* [Records that describe figures]
* BEGIN *

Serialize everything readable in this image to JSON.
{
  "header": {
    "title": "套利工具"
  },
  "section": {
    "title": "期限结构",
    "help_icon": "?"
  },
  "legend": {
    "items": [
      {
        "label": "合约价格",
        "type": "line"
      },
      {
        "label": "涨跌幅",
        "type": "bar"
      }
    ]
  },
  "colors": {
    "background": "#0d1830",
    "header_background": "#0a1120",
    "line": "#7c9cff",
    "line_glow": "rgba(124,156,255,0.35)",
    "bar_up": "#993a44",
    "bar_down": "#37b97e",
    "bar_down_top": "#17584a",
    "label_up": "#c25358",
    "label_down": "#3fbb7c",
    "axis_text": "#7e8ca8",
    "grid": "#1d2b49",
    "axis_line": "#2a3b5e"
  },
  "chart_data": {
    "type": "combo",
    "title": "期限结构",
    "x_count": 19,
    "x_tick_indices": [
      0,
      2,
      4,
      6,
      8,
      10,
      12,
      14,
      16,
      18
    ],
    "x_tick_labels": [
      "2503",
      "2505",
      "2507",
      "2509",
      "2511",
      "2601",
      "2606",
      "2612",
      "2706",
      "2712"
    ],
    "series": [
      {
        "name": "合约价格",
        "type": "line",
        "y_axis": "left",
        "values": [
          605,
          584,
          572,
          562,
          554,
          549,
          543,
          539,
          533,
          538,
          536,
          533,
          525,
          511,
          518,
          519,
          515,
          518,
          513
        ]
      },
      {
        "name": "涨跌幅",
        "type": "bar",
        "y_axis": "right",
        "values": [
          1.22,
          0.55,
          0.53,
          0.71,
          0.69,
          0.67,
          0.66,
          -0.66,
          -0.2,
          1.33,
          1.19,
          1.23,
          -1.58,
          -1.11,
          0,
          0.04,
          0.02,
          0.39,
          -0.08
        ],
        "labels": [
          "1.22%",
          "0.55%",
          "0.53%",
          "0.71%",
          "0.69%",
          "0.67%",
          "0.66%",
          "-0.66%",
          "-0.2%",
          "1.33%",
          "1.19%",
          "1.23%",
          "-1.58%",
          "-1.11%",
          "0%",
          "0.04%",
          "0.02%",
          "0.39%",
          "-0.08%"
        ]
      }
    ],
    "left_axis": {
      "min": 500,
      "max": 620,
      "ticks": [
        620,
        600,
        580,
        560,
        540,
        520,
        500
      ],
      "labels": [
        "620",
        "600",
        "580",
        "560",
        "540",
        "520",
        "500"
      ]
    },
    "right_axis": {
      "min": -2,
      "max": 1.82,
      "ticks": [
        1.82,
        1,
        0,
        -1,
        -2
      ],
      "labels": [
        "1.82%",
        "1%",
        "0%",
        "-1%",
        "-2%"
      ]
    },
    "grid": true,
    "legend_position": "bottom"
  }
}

* END *
* BEGIN *

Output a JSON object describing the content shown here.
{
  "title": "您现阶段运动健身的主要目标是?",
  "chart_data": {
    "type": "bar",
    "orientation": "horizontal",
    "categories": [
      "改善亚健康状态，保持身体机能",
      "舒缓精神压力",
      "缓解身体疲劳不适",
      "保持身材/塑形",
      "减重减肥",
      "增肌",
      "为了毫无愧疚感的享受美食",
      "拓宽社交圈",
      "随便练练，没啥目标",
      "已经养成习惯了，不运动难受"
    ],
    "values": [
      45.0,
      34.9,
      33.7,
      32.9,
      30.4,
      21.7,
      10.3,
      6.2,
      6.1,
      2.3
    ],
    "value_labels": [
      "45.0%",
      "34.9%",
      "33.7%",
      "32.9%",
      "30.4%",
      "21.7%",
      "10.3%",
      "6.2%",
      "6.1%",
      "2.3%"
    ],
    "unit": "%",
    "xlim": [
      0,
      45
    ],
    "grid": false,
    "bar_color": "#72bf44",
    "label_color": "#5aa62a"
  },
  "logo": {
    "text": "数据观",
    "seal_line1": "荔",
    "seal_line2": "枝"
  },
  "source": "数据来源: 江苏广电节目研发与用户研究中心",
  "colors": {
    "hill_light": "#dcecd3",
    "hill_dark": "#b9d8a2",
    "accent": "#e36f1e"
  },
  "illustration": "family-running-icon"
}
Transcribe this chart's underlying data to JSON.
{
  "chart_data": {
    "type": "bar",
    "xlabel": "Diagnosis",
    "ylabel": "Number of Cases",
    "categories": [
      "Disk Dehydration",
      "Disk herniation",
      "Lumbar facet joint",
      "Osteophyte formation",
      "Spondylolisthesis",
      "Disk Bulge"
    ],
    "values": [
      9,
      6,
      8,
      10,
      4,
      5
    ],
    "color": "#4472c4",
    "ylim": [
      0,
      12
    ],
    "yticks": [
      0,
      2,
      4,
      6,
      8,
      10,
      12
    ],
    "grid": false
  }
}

* END *

* [Exercise objective] From the entries above, copy every line containing the word "JSON".

* [Answer to this task]
Serialize everything readable in this image to JSON.
Output a JSON object describing the content shown here.
Transcribe this chart's underlying data to JSON.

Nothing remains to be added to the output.